[INPUT MATERIAL — start]

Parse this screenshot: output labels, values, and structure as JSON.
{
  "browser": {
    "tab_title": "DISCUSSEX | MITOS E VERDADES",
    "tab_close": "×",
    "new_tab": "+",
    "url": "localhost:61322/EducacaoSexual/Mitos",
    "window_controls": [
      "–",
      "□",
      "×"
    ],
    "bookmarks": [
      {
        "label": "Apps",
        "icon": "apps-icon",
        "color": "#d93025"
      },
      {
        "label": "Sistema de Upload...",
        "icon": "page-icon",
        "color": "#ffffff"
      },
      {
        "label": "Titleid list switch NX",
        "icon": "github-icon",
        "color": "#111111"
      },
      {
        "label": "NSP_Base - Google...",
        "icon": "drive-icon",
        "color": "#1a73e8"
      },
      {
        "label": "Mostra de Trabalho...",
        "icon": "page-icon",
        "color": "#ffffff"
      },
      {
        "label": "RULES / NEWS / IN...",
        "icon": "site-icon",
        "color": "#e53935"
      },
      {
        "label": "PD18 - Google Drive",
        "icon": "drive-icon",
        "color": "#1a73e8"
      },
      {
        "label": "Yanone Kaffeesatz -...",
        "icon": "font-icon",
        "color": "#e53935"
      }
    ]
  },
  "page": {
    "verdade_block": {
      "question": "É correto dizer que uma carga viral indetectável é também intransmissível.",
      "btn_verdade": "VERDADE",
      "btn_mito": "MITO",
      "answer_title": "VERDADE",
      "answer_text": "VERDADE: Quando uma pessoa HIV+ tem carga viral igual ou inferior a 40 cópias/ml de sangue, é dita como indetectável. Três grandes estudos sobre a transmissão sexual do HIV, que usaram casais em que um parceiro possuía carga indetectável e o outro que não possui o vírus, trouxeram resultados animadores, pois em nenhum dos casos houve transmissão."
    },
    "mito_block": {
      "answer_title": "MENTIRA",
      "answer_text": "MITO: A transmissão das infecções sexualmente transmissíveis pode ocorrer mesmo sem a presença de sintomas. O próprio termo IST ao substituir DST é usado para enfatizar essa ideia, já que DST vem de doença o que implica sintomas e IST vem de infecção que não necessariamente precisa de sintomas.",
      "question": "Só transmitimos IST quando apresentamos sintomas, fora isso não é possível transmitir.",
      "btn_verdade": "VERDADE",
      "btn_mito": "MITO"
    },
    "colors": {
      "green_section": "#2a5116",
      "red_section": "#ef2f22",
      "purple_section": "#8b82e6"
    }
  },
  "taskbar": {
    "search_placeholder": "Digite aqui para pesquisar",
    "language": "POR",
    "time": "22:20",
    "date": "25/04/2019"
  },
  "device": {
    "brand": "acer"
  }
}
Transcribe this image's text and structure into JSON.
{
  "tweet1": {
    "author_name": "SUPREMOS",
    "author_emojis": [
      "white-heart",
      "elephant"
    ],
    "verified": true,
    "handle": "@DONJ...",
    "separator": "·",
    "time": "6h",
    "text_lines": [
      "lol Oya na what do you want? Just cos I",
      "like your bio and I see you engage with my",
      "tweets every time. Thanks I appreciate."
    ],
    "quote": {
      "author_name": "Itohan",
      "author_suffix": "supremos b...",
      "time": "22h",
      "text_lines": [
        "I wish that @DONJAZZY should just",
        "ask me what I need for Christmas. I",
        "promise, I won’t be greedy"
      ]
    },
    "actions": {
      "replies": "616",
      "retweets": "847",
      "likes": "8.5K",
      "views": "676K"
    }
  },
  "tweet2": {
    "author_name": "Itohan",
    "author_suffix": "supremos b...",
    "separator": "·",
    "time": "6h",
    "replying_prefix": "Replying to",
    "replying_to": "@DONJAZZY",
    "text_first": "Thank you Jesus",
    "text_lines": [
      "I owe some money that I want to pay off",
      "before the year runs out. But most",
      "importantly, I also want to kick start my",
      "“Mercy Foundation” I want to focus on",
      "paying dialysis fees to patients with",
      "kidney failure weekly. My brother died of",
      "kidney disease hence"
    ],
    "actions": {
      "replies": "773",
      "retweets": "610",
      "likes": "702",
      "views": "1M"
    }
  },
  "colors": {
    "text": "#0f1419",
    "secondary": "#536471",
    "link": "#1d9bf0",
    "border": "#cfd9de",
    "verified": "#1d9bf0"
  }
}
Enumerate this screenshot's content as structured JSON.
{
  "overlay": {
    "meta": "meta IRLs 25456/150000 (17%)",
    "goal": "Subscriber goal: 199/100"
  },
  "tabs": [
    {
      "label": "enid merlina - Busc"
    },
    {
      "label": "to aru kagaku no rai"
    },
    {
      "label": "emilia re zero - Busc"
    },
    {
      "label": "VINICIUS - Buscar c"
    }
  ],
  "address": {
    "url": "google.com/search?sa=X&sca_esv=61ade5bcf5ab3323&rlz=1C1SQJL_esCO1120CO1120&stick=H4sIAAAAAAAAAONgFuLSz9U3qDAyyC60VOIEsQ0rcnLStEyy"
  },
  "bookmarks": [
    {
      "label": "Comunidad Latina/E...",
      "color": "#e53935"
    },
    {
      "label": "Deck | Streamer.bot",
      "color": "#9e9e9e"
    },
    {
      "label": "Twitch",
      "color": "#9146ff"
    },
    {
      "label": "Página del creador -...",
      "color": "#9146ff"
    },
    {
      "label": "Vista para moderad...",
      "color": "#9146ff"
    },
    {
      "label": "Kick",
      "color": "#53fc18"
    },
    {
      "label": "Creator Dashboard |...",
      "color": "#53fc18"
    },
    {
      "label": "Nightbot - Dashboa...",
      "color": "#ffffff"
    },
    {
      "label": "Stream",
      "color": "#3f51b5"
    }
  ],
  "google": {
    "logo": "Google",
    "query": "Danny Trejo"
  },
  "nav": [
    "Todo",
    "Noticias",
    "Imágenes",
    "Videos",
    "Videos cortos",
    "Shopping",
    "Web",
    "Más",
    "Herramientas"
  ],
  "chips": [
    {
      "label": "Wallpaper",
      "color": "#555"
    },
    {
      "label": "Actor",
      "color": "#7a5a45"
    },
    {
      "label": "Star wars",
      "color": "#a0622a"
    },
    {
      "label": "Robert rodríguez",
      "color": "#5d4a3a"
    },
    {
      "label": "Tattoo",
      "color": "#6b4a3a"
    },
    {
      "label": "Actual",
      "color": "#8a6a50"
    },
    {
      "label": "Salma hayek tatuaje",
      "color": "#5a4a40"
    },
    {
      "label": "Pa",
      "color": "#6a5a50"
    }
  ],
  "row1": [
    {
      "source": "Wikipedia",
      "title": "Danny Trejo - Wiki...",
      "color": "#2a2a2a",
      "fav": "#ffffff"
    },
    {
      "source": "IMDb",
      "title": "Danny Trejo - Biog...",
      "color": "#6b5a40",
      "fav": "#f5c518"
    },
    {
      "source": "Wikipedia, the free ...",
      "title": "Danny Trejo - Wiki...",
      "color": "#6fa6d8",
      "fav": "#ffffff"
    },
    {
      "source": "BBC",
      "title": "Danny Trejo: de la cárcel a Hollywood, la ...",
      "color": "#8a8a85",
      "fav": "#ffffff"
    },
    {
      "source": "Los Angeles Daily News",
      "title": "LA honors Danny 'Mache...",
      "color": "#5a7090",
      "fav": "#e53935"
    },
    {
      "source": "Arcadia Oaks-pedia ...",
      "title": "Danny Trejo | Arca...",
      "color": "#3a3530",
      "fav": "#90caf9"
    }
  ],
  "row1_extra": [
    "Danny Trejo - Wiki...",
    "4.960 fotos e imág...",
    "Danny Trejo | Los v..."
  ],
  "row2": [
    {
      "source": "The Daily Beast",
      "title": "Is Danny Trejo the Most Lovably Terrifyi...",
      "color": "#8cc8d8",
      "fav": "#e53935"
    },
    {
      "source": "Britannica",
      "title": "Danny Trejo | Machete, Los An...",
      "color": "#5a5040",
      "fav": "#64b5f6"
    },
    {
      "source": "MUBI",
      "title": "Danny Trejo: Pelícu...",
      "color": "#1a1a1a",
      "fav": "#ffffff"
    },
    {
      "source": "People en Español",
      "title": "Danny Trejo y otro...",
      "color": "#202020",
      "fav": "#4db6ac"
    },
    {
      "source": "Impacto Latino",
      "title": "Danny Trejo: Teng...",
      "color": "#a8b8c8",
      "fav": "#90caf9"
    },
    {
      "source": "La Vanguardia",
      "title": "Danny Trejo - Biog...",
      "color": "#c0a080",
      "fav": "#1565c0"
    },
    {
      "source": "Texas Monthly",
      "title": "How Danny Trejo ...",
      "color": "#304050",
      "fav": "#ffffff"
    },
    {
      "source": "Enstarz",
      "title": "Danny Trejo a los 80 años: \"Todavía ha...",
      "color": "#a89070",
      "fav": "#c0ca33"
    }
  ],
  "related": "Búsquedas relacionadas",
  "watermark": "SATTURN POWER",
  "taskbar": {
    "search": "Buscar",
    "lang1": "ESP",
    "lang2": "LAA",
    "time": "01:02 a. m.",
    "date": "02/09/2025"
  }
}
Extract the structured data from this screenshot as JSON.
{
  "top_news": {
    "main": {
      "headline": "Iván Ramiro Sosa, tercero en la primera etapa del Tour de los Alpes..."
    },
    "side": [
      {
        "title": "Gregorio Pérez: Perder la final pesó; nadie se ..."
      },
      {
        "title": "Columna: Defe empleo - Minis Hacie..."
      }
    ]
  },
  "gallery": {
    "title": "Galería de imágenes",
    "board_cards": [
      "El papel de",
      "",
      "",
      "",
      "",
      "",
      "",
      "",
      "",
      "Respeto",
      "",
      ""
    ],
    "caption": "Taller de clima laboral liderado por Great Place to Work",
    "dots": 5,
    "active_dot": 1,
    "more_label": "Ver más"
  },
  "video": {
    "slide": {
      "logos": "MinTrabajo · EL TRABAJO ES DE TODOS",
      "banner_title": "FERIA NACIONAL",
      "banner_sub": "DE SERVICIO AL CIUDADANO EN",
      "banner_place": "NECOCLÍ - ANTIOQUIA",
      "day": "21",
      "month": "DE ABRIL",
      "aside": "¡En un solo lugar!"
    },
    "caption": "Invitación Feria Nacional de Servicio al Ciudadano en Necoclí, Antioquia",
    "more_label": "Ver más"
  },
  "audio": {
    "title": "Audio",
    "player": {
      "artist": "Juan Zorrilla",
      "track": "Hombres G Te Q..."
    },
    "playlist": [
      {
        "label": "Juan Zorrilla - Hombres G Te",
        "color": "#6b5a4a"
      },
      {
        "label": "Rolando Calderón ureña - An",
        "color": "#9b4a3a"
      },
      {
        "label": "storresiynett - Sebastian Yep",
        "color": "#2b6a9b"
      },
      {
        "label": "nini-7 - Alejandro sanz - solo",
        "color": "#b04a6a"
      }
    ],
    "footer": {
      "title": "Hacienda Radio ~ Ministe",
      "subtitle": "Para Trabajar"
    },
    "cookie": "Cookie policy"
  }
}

[INPUT MATERIAL — finish]

-- WHAT IS REQUIRED --
Return each line from the data where the string "kidney" can be found.

-- REPLY --
      "kidney failure weekly. My brother died of",
      "kidney disease hence"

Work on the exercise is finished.